* _Task input_:
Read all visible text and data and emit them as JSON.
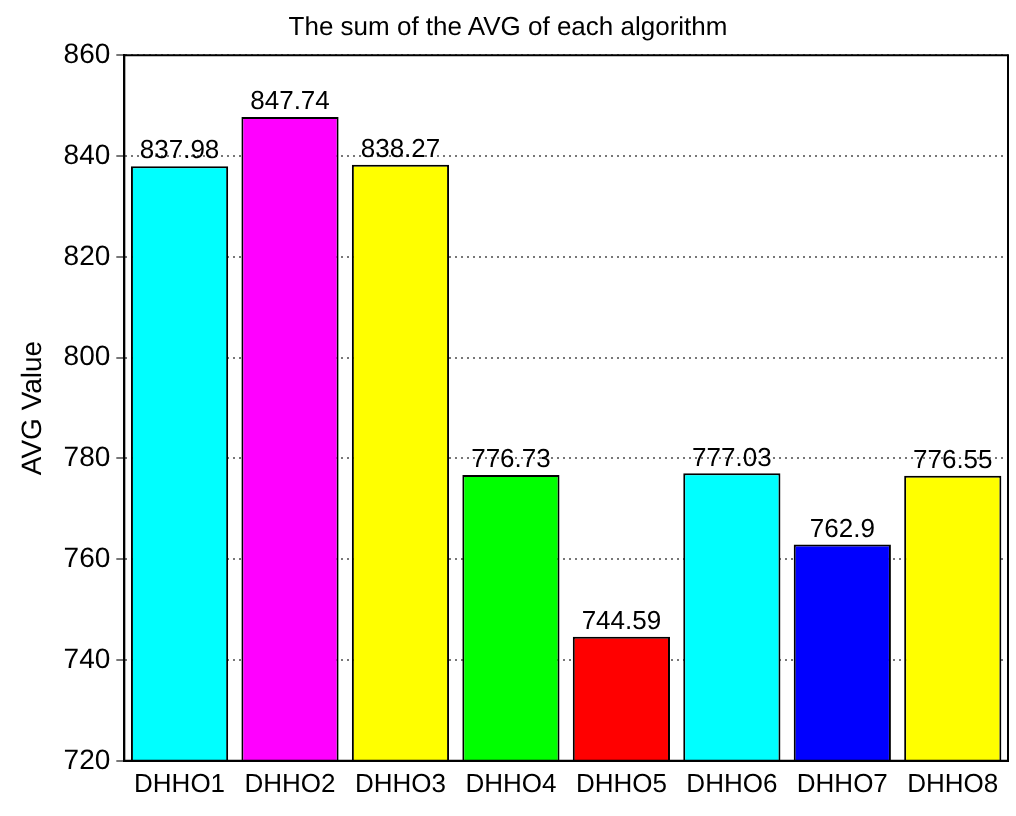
{
  "chart_data": {
    "type": "bar",
    "title": "The sum of the AVG of each algorithm",
    "ylabel": "AVG Value",
    "categories": [
      "DHHO1",
      "DHHO2",
      "DHHO3",
      "DHHO4",
      "DHHO5",
      "DHHO6",
      "DHHO7",
      "DHHO8"
    ],
    "values": [
      837.98,
      847.74,
      838.27,
      776.73,
      744.59,
      777.03,
      762.9,
      776.55
    ],
    "colors": [
      "#00ffff",
      "#ff00ff",
      "#ffff00",
      "#00ff00",
      "#ff0000",
      "#00ffff",
      "#0000ff",
      "#ffff00"
    ],
    "ylim": [
      720,
      860
    ],
    "yticks": [
      720,
      740,
      760,
      780,
      800,
      820,
      840,
      860
    ],
    "grid": "y",
    "data_labels": true
  }
}
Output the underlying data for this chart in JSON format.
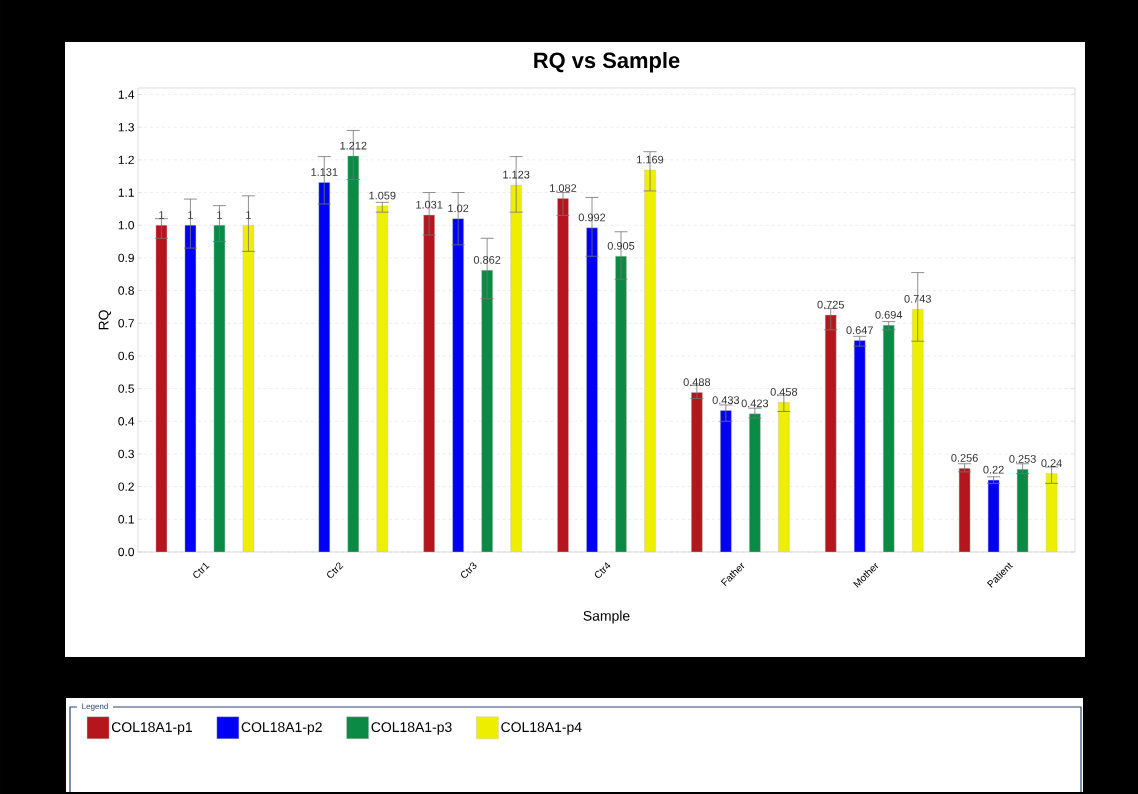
{
  "chart_data": {
    "type": "bar",
    "title": "RQ vs Sample",
    "xlabel": "Sample",
    "ylabel": "RQ",
    "legend_title": "Legend",
    "categories": [
      "Ctr1",
      "Ctr2",
      "Ctr3",
      "Ctr4",
      "Father",
      "Mother",
      "Patient"
    ],
    "series": [
      {
        "name": "COL18A1-p1",
        "color": "#b5161e",
        "values": [
          1,
          null,
          1.031,
          1.082,
          0.488,
          0.725,
          0.256
        ],
        "errors": [
          [
            0.96,
            1.02
          ],
          null,
          [
            0.97,
            1.1
          ],
          [
            1.03,
            1.1
          ],
          [
            0.47,
            0.51
          ],
          [
            0.68,
            0.745
          ],
          [
            0.245,
            0.27
          ]
        ]
      },
      {
        "name": "COL18A1-p2",
        "color": "#0000f5",
        "values": [
          1,
          1.131,
          1.02,
          0.992,
          0.433,
          0.647,
          0.22
        ],
        "errors": [
          [
            0.93,
            1.08
          ],
          [
            1.065,
            1.21
          ],
          [
            0.94,
            1.1
          ],
          [
            0.905,
            1.085
          ],
          [
            0.4,
            0.45
          ],
          [
            0.63,
            0.66
          ],
          [
            0.21,
            0.23
          ]
        ]
      },
      {
        "name": "COL18A1-p3",
        "color": "#0a8a44",
        "values": [
          1,
          1.212,
          0.862,
          0.905,
          0.423,
          0.694,
          0.253
        ],
        "errors": [
          [
            0.95,
            1.06
          ],
          [
            1.14,
            1.29
          ],
          [
            0.775,
            0.96
          ],
          [
            0.835,
            0.98
          ],
          [
            0.41,
            0.44
          ],
          [
            0.68,
            0.705
          ],
          [
            0.24,
            0.27
          ]
        ]
      },
      {
        "name": "COL18A1-p4",
        "color": "#eeee00",
        "values": [
          1,
          1.059,
          1.123,
          1.169,
          0.458,
          0.743,
          0.24
        ],
        "errors": [
          [
            0.92,
            1.09
          ],
          [
            1.04,
            1.07
          ],
          [
            1.04,
            1.21
          ],
          [
            1.105,
            1.225
          ],
          [
            0.43,
            0.48
          ],
          [
            0.645,
            0.855
          ],
          [
            0.21,
            0.26
          ]
        ]
      }
    ],
    "ylim": [
      0,
      1.42
    ],
    "yticks": [
      {
        "value": 0.0,
        "label": "0.0"
      },
      0.1,
      0.2,
      0.3,
      0.4,
      0.5,
      0.6,
      0.7,
      0.8,
      0.9,
      {
        "value": 1.0,
        "label": "1.0"
      },
      1.1,
      1.2,
      1.3,
      1.4
    ],
    "grid": "y",
    "legend": "bottom",
    "data_labels": true
  }
}
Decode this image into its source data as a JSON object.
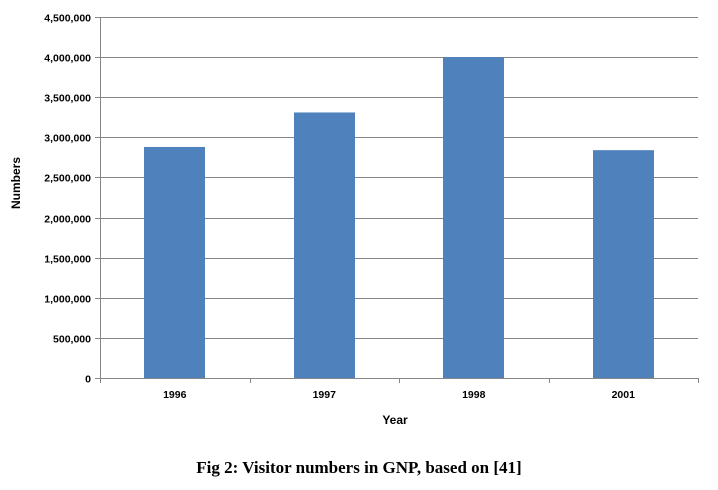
{
  "caption": "Fig 2: Visitor numbers in GNP, based on [41]",
  "chart_data": {
    "type": "bar",
    "categories": [
      "1996",
      "1997",
      "1998",
      "2001"
    ],
    "values": [
      2880000,
      3310000,
      4000000,
      2840000
    ],
    "xlabel": "Year",
    "ylabel": "Numbers",
    "ylim": [
      0,
      4500000
    ],
    "ytick_step": 500000,
    "yticks": [
      "0",
      "500,000",
      "1,000,000",
      "1,500,000",
      "2,000,000",
      "2,500,000",
      "3,000,000",
      "3,500,000",
      "4,000,000",
      "4,500,000"
    ],
    "grid": "horizontal",
    "legend": "none",
    "bar_color": "#4F81BD",
    "grid_color": "#868686"
  }
}
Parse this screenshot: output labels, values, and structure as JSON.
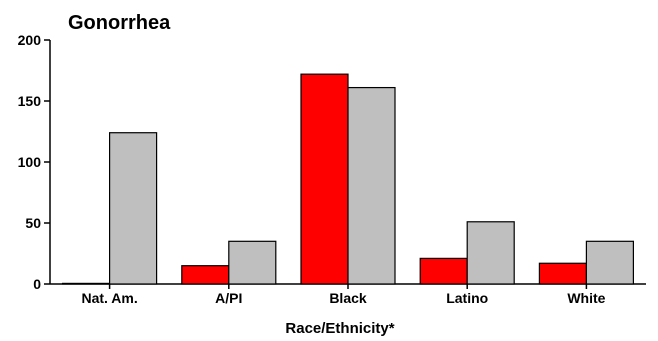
{
  "chart_data": {
    "type": "bar",
    "title": "Gonorrhea",
    "xlabel": "Race/Ethnicity*",
    "ylabel": "",
    "categories": [
      "Nat. Am.",
      "A/PI",
      "Black",
      "Latino",
      "White"
    ],
    "series": [
      {
        "values": [
          0.5,
          15,
          172,
          21,
          17
        ],
        "color": "#ff0000"
      },
      {
        "values": [
          124,
          35,
          161,
          51,
          35
        ],
        "color": "#bfbfbf"
      }
    ],
    "ylim": [
      0,
      200
    ],
    "yticks": [
      0,
      50,
      100,
      150,
      200
    ],
    "grid": false,
    "legend": "none"
  }
}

* _What you are asked to do_:
Find the lines with the string "this" and reproduce them.

* _Task response_:
Output the underlying data for this chart in JSON format.
Decode this image into its source data as a JSON object.
Parse this screenshot: output labels, values, and structure as JSON.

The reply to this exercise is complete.